____ RECORDED DATA

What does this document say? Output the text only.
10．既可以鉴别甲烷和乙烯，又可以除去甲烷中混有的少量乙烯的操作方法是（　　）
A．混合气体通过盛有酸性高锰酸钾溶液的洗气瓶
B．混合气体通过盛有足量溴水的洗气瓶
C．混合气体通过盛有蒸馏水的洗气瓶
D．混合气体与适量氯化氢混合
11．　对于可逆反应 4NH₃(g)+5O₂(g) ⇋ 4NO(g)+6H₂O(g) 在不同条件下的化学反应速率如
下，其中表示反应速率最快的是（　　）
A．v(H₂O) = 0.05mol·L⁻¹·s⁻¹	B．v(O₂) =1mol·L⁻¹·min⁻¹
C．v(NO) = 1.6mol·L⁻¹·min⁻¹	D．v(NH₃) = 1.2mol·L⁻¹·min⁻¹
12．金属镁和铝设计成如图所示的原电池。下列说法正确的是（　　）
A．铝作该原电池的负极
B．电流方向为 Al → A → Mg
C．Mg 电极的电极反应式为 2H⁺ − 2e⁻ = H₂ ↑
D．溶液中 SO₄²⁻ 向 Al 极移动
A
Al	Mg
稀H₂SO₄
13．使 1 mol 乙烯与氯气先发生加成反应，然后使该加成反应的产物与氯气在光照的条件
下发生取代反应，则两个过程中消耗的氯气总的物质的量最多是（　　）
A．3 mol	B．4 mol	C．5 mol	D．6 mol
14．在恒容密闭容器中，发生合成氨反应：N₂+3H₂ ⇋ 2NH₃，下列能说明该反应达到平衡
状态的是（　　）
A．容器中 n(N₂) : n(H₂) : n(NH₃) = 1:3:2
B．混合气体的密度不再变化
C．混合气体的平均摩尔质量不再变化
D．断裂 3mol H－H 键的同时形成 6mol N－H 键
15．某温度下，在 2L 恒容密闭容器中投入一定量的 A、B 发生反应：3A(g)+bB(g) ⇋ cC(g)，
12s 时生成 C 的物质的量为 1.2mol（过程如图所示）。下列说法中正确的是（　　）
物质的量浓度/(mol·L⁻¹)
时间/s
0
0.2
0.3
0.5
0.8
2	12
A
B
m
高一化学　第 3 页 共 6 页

________
____ RECORDED DATA

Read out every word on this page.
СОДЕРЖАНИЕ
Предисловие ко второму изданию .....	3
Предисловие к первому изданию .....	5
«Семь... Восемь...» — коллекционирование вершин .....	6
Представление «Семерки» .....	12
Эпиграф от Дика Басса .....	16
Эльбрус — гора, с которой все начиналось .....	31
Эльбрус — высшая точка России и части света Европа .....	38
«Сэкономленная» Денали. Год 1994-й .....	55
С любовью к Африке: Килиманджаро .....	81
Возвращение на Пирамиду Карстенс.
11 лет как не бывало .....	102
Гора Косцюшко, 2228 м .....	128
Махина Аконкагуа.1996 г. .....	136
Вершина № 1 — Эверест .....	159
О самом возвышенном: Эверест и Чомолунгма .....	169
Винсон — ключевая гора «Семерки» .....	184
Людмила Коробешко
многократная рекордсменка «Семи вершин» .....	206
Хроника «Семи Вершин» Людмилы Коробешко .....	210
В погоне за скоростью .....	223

________

WHAT THIS TASK INVOLVES
Only lines with "изданию" are wanted here; list each of them.

ANSWER FOR THIS EXERCISE
Предисловие ко второму изданию .....	3
Предисловие к первому изданию .....	5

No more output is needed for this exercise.